**Information supplied**
────────────────────

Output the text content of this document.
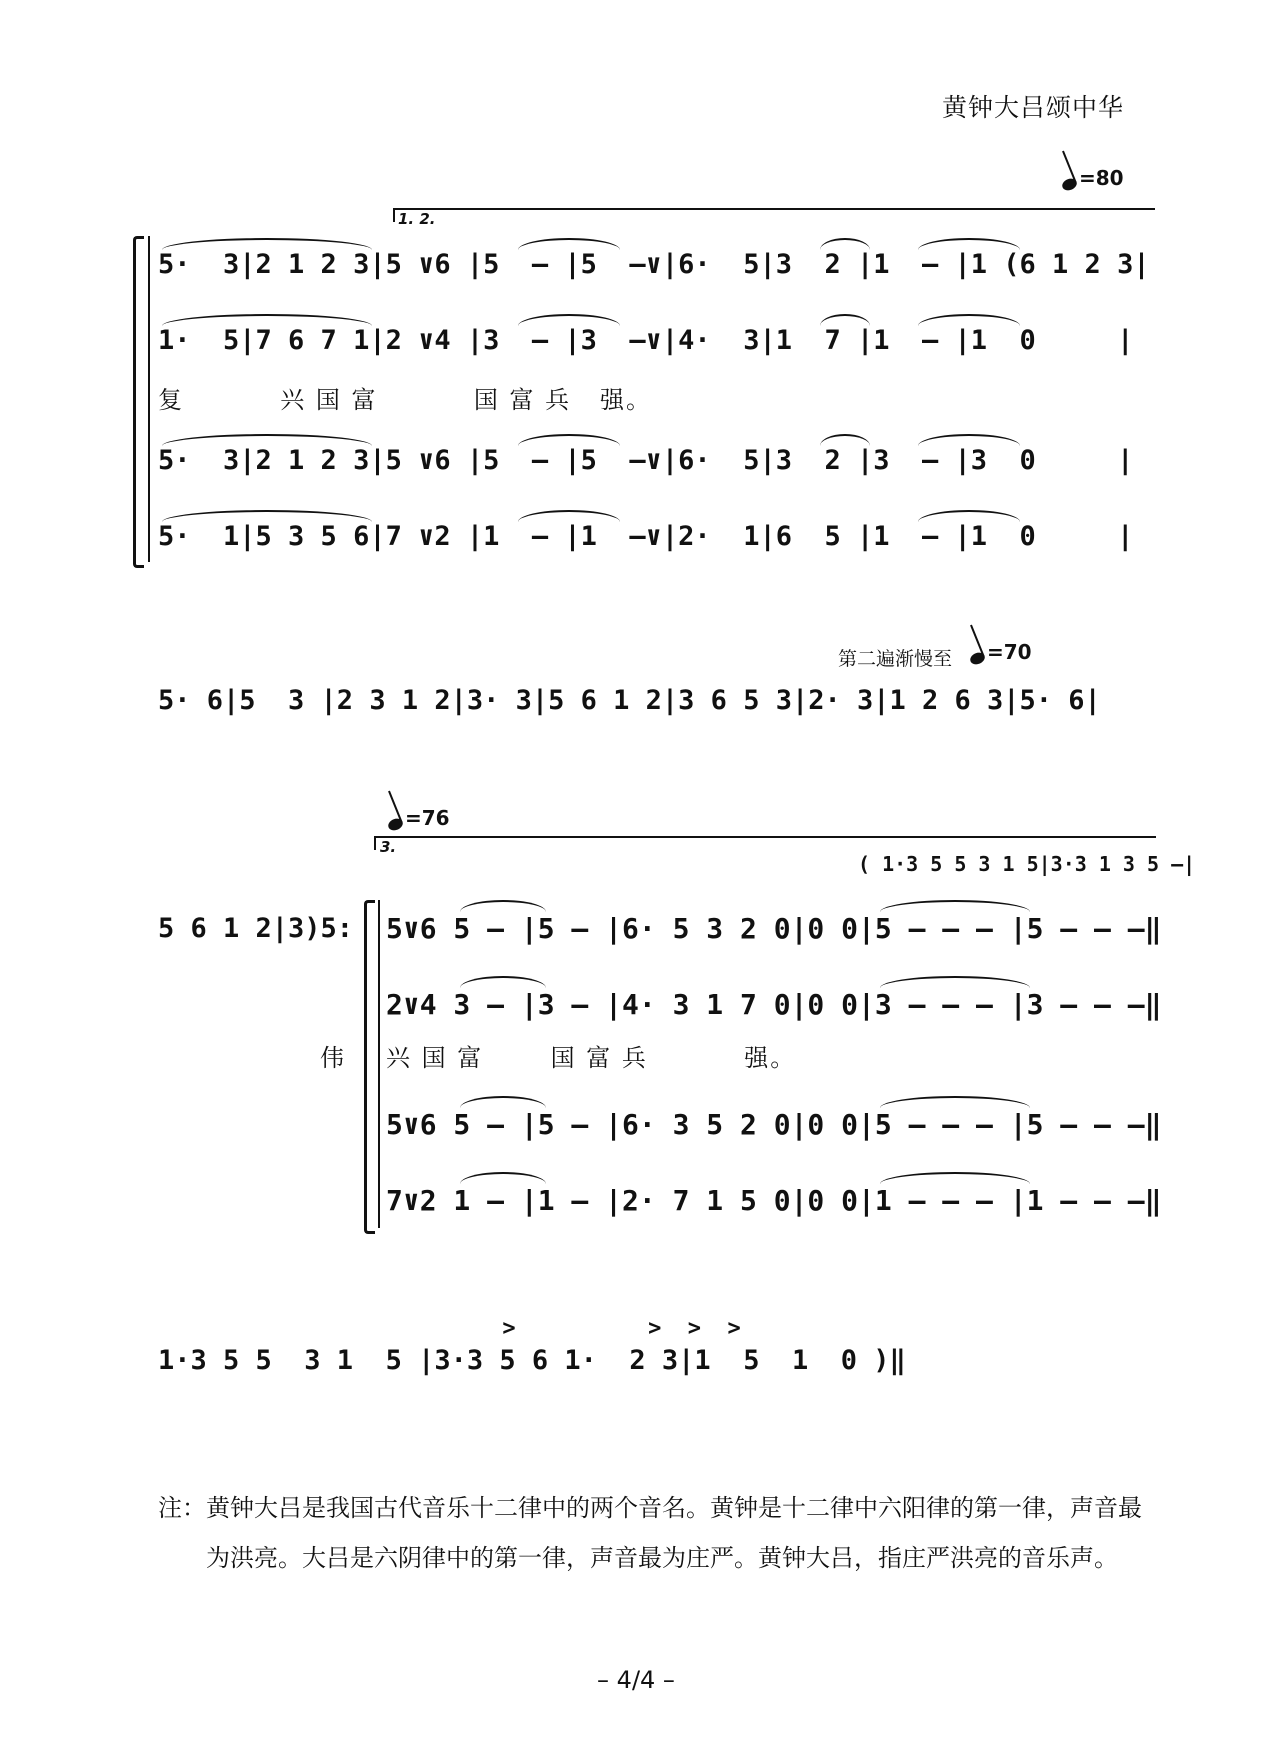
黄钟大吕颂中华
=80
1. 2.
5·  3|2 1 2 3|5 ∨6 |5  – |5  –∨|6·  5|3  2 |1  – |1 (6 1 2 3|
1·  5|7 6 7 1|2 ∨4 |3  – |3  –∨|4·  3|1  7 |1  – |1  0     |
复          兴 国 富          国 富 兵   强。
5·  3|2 1 2 3|5 ∨6 |5  – |5  –∨|6·  5|3  2 |3  – |3  0     |
5·  1|5 3 5 6|7 ∨2 |1  – |1  –∨|2·  1|6  5 |1  – |1  0     |
第二遍渐慢至 =70
5· 6|5  3 |2 3 1 2|3· 3|5 6 1 2|3 6 5 3|2· 3|1 2 6 3|5· 6|
=76
3.
( 1·3 5 5 3 1 5|3·3 1 3 5 –|
5 6 1 2|3)5: 5∨6 5 – |5 – |6· 5 3 2 0|0 0|5 – – – |5 – – –‖
2∨4 3 – |3 – |4· 3 1 7 0|0 0|3 – – – |3 – – –‖
伟 兴 国 富       国 富 兵          强。
5∨6 5 – |5 – |6· 3 5 2 0|0 0|5 – – – |5 – – –‖
7∨2 1 – |1 – |2· 7 1 5 0|0 0|1 – – – |1 – – –‖
>          >  >  >
1·3 5 5  3 1  5 |3·3 5 6 1·  2 3|1  5  1  0 )‖
注：黄钟大吕是我国古代音乐十二律中的两个音名。黄钟是十二律中六阳律的第一律，声音最
为洪亮。大吕是六阴律中的第一律，声音最为庄严。黄钟大吕，指庄严洪亮的音乐声。
– 4/4 –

────────────────────

**Exercise aim**
Set the pictures aside and transcribe the data above exactly.

**Full answer**
Output the text content of this document.
黄钟大吕颂中华
=80
1. 2.
5·  3|2 1 2 3|5 ∨6 |5  – |5  –∨|6·  5|3  2 |1  – |1 (6 1 2 3|
1·  5|7 6 7 1|2 ∨4 |3  – |3  –∨|4·  3|1  7 |1  – |1  0     |
复          兴 国 富          国 富 兵   强。
5·  3|2 1 2 3|5 ∨6 |5  – |5  –∨|6·  5|3  2 |3  – |3  0     |
5·  1|5 3 5 6|7 ∨2 |1  – |1  –∨|2·  1|6  5 |1  – |1  0     |
第二遍渐慢至 =70
5· 6|5  3 |2 3 1 2|3· 3|5 6 1 2|3 6 5 3|2· 3|1 2 6 3|5· 6|
=76
3.
( 1·3 5 5 3 1 5|3·3 1 3 5 –|
5 6 1 2|3)5: 5∨6 5 – |5 – |6· 5 3 2 0|0 0|5 – – – |5 – – –‖
2∨4 3 – |3 – |4· 3 1 7 0|0 0|3 – – – |3 – – –‖
伟 兴 国 富       国 富 兵          强。
5∨6 5 – |5 – |6· 3 5 2 0|0 0|5 – – – |5 – – –‖
7∨2 1 – |1 – |2· 7 1 5 0|0 0|1 – – – |1 – – –‖
>          >  >  >
1·3 5 5  3 1  5 |3·3 5 6 1·  2 3|1  5  1  0 )‖
注：黄钟大吕是我国古代音乐十二律中的两个音名。黄钟是十二律中六阳律的第一律，声音最
为洪亮。大吕是六阴律中的第一律，声音最为庄严。黄钟大吕，指庄严洪亮的音乐声。
– 4/4 –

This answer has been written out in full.